### YOUR INSTRUCTIONS
Give every line of the data again, unchanged, but with no pictures.

# # # #

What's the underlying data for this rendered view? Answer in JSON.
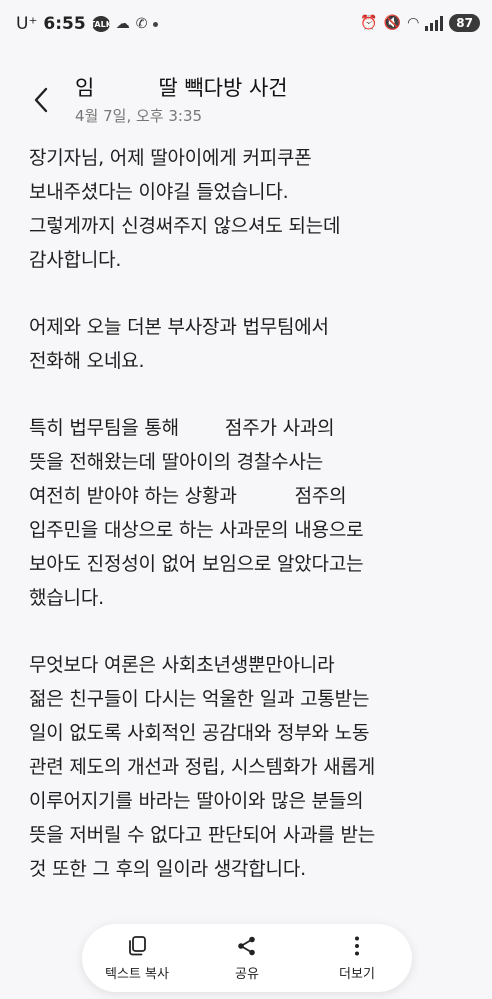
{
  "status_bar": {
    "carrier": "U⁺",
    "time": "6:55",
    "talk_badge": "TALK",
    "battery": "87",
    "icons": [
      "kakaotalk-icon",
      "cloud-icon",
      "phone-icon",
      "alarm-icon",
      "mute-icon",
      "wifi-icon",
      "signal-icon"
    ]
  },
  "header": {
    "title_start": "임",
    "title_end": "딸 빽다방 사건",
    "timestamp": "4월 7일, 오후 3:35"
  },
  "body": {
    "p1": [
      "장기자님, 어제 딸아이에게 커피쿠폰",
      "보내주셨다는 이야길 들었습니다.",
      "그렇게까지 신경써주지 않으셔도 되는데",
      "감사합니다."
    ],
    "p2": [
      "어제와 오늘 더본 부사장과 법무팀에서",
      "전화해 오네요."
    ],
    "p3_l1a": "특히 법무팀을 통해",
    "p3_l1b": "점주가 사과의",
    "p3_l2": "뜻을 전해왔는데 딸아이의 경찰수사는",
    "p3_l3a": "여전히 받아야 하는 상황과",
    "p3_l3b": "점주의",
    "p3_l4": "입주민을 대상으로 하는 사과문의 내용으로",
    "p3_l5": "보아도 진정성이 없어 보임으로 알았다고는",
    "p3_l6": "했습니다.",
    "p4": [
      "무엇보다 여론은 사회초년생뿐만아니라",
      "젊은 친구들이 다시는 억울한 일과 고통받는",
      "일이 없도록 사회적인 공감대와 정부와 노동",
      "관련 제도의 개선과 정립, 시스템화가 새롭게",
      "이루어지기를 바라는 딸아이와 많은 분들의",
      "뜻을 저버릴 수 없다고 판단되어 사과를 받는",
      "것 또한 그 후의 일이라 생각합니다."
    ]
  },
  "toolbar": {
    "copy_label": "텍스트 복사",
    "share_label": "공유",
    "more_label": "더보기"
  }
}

# # # #

### TASK RESPONSE
What's the underlying data for this rendered view? Answer in JSON.
{
  "status_bar": {
    "carrier": "U⁺",
    "time": "6:55",
    "talk_badge": "TALK",
    "battery": "87",
    "icons": [
      "kakaotalk-icon",
      "cloud-icon",
      "phone-icon",
      "alarm-icon",
      "mute-icon",
      "wifi-icon",
      "signal-icon"
    ]
  },
  "header": {
    "title_start": "임",
    "title_end": "딸 빽다방 사건",
    "timestamp": "4월 7일, 오후 3:35"
  },
  "body": {
    "p1": [
      "장기자님, 어제 딸아이에게 커피쿠폰",
      "보내주셨다는 이야길 들었습니다.",
      "그렇게까지 신경써주지 않으셔도 되는데",
      "감사합니다."
    ],
    "p2": [
      "어제와 오늘 더본 부사장과 법무팀에서",
      "전화해 오네요."
    ],
    "p3_l1a": "특히 법무팀을 통해",
    "p3_l1b": "점주가 사과의",
    "p3_l2": "뜻을 전해왔는데 딸아이의 경찰수사는",
    "p3_l3a": "여전히 받아야 하는 상황과",
    "p3_l3b": "점주의",
    "p3_l4": "입주민을 대상으로 하는 사과문의 내용으로",
    "p3_l5": "보아도 진정성이 없어 보임으로 알았다고는",
    "p3_l6": "했습니다.",
    "p4": [
      "무엇보다 여론은 사회초년생뿐만아니라",
      "젊은 친구들이 다시는 억울한 일과 고통받는",
      "일이 없도록 사회적인 공감대와 정부와 노동",
      "관련 제도의 개선과 정립, 시스템화가 새롭게",
      "이루어지기를 바라는 딸아이와 많은 분들의",
      "뜻을 저버릴 수 없다고 판단되어 사과를 받는",
      "것 또한 그 후의 일이라 생각합니다."
    ]
  },
  "toolbar": {
    "copy_label": "텍스트 복사",
    "share_label": "공유",
    "more_label": "더보기"
  }
}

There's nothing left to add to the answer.